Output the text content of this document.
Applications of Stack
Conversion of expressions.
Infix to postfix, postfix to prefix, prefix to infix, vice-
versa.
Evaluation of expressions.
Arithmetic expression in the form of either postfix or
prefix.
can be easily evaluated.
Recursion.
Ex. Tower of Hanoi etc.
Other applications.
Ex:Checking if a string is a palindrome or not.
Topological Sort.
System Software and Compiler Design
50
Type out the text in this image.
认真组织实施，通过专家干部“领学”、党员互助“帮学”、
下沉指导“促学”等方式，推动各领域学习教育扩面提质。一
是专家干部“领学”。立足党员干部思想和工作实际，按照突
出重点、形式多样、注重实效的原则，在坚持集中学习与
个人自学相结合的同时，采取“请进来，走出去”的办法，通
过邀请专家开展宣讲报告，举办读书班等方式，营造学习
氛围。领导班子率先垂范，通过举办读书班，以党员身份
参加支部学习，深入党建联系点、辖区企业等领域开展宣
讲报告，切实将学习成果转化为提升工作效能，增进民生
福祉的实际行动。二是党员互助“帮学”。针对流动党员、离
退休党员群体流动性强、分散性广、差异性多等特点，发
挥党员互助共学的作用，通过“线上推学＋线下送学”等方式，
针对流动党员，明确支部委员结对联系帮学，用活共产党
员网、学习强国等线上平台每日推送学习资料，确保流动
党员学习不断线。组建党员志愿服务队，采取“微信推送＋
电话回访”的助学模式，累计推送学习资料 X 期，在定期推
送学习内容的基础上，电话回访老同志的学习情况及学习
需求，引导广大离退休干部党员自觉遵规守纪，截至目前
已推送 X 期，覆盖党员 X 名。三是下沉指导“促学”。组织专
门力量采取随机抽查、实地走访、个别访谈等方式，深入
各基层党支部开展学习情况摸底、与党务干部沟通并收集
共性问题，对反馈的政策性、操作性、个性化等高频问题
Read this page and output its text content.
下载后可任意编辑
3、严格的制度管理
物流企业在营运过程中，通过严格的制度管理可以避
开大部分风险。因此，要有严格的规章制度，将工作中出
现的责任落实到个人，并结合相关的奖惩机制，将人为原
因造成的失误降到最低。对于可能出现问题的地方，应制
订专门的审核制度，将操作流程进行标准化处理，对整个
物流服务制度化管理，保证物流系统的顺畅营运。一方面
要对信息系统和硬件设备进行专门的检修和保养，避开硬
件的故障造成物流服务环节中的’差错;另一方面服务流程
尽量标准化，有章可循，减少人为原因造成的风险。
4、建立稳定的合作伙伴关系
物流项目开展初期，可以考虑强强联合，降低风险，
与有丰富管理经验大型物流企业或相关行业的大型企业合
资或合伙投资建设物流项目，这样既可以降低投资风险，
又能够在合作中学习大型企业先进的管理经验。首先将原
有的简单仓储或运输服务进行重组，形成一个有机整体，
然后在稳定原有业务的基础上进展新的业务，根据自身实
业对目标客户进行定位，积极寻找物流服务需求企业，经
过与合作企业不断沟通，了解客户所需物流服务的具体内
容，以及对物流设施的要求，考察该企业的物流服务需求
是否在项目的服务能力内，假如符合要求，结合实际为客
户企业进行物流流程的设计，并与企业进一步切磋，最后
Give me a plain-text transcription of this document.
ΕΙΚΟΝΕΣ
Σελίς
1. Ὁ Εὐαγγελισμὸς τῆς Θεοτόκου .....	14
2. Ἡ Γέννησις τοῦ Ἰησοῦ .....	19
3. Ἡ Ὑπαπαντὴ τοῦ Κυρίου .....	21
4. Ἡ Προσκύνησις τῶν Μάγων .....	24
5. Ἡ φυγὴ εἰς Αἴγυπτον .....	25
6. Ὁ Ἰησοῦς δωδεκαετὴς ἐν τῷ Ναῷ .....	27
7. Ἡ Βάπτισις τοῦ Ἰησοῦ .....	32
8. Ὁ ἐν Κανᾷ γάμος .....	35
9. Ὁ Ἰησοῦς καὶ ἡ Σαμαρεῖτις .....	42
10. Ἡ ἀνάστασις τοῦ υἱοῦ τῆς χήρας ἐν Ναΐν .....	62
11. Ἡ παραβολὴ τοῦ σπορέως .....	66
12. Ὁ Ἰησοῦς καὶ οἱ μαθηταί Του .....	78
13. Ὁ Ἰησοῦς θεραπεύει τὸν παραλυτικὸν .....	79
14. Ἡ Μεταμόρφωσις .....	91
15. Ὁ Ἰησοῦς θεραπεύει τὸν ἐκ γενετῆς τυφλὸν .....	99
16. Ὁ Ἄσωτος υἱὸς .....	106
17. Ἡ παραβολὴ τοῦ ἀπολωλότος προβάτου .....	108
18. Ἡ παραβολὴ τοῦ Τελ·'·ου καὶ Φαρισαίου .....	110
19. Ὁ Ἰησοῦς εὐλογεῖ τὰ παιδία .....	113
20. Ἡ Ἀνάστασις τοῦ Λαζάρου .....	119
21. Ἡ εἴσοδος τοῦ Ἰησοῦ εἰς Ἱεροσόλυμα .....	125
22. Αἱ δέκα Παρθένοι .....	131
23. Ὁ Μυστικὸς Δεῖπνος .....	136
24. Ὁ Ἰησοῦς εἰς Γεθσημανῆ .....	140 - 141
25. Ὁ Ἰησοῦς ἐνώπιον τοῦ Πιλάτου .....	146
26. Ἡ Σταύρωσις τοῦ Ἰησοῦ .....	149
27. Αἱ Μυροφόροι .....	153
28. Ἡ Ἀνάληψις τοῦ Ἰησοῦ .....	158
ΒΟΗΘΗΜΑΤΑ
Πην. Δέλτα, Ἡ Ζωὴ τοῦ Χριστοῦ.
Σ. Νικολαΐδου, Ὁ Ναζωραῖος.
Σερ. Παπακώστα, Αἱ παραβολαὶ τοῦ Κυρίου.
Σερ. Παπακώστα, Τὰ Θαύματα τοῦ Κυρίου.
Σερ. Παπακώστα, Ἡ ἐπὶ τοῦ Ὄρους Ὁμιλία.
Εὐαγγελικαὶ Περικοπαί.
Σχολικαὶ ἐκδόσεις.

- [Your instructions]
For each line of the entries that includes "text", show that line.

- [Written answer]
Output the text content of this document.
Type out the text in this image.
Read this page and output its text content.
Give me a plain-text transcription of this document.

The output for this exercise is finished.